(Collected data entries)
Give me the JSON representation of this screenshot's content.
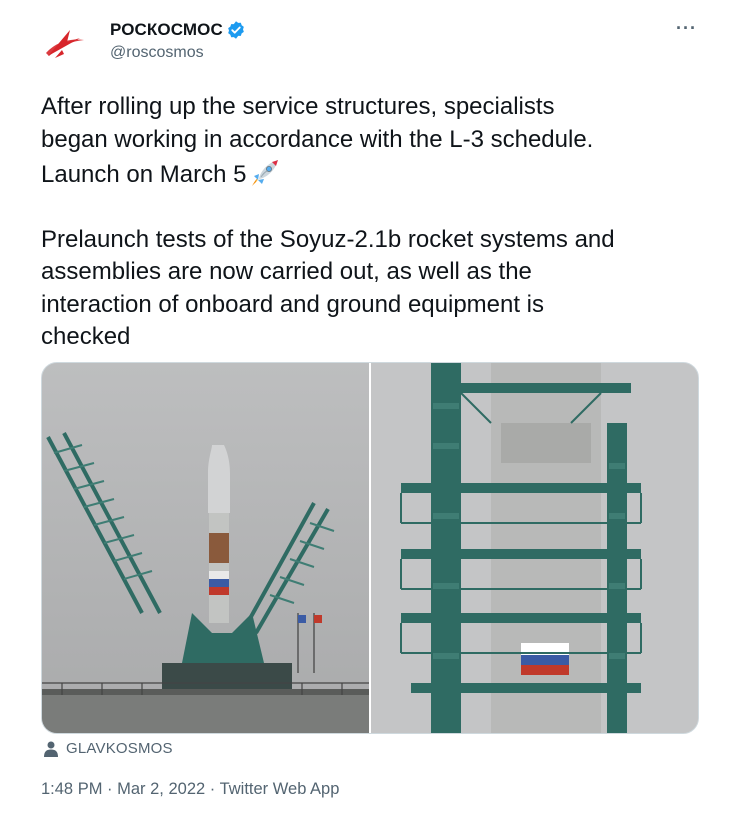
{
  "tweet": {
    "author": {
      "display_name": "РОСКОСМОС",
      "handle": "@roscosmos",
      "verified": true
    },
    "text_para1": "After rolling up the service structures, specialists\nbegan working in accordance with the L-3 schedule.\nLaunch on March 5",
    "text_para2": "Prelaunch tests of the Soyuz-2.1b rocket systems and\nassemblies are now carried out, as well as the\ninteraction of onboard and ground equipment is\nchecked",
    "emoji": "rocket",
    "media": {
      "photo_credit": "GLAVKOSMOS"
    },
    "metadata": {
      "time": "1:48 PM",
      "separator": " · ",
      "date": "Mar 2, 2022",
      "source": "Twitter Web App"
    },
    "more_label": "···"
  },
  "colors": {
    "text_primary": "#0f1419",
    "text_secondary": "#536471",
    "verified_blue": "#1d9bf0",
    "logo_red": "#d7262b"
  }
}
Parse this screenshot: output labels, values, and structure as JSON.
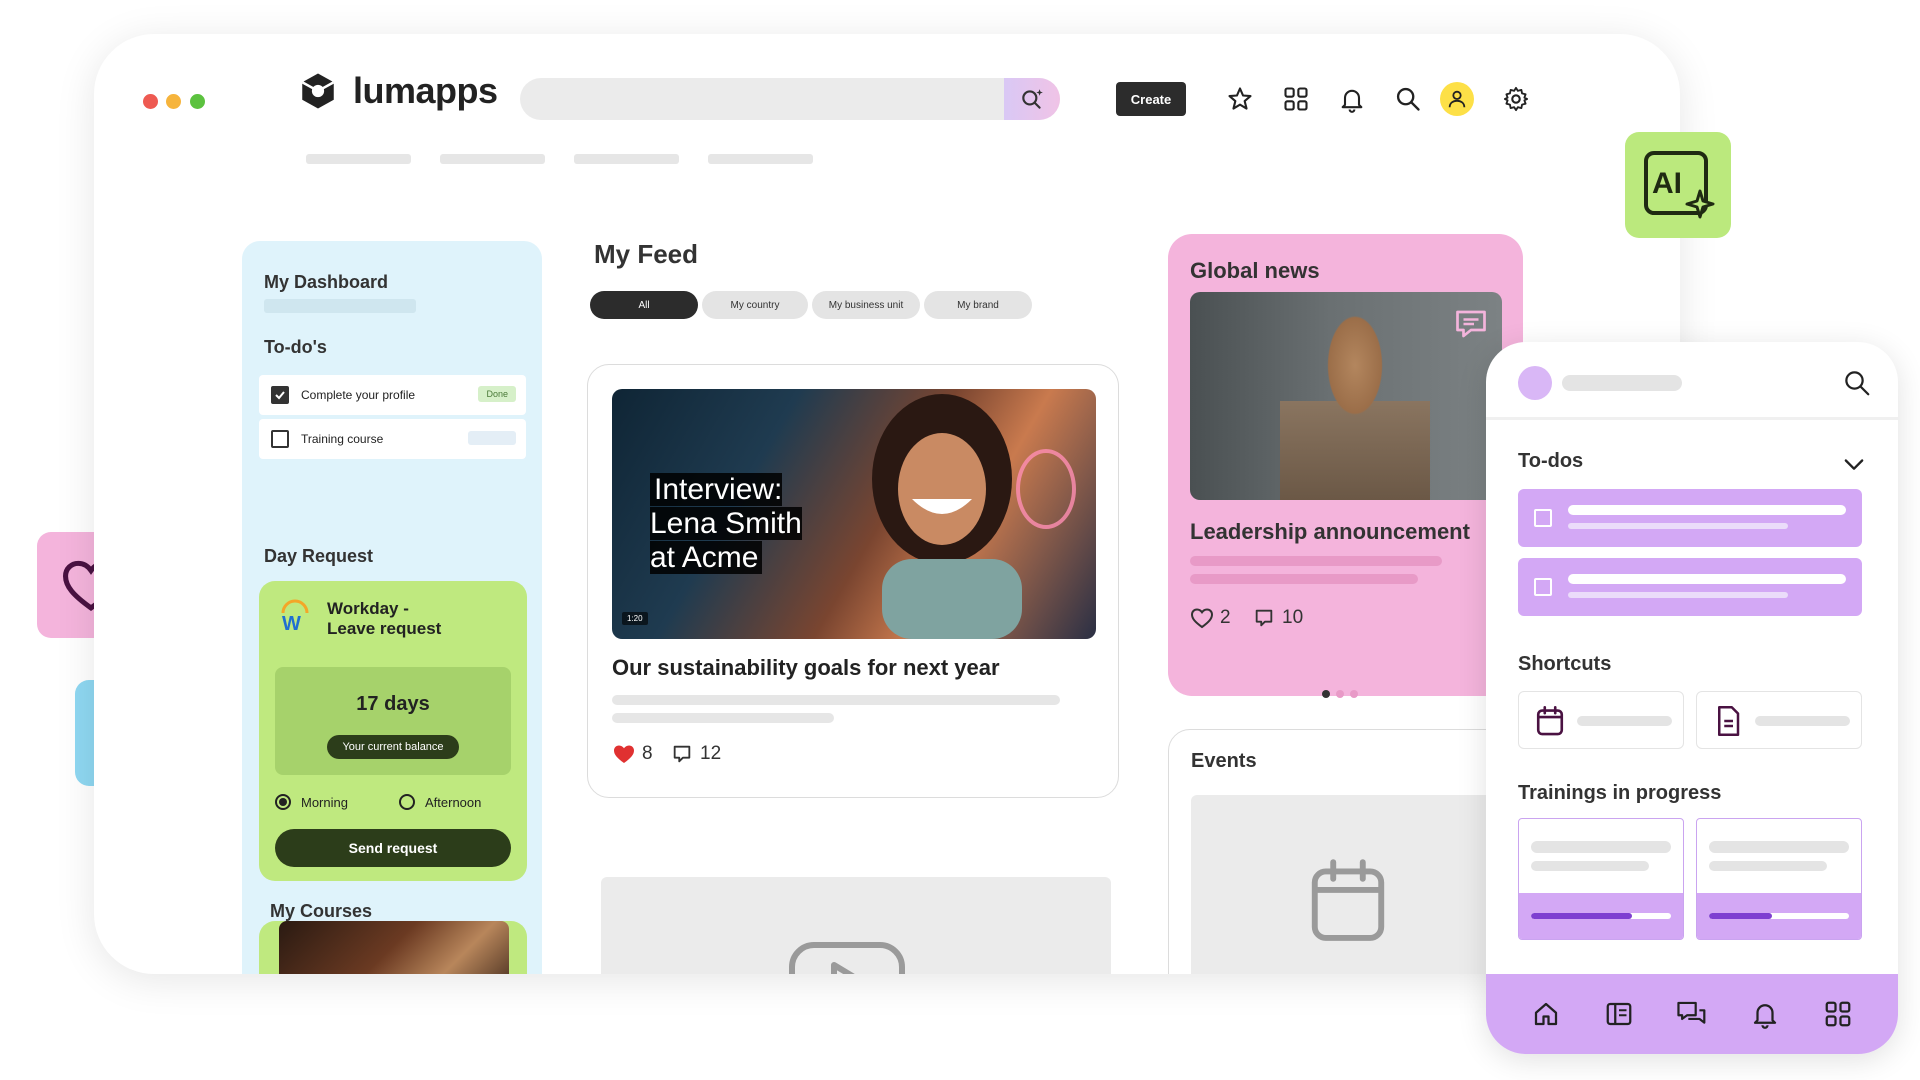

**CHALLENGE:**
Output the entries above exactly. Drop the pictures.

**ANSWER BELOW:**
Give me the JSON representation of this screenshot's content.
{
  "tweet": {
    "author": {
      "display_name": "РОСКОСМОС",
      "handle": "@roscosmos",
      "verified": true
    },
    "text_para1": "After rolling up the service structures, specialists\nbegan working in accordance with the L-3 schedule.\nLaunch on March 5",
    "text_para2": "Prelaunch tests of the Soyuz-2.1b rocket systems and\nassemblies are now carried out, as well as the\ninteraction of onboard and ground equipment is\nchecked",
    "emoji": "rocket",
    "media": {
      "photo_credit": "GLAVKOSMOS"
    },
    "metadata": {
      "time": "1:48 PM",
      "separator": " · ",
      "date": "Mar 2, 2022",
      "source": "Twitter Web App"
    },
    "more_label": "···"
  },
  "colors": {
    "text_primary": "#0f1419",
    "text_secondary": "#536471",
    "verified_blue": "#1d9bf0",
    "logo_red": "#d7262b"
  }
}
Parse this screenshot: output labels, values, and structure as JSON.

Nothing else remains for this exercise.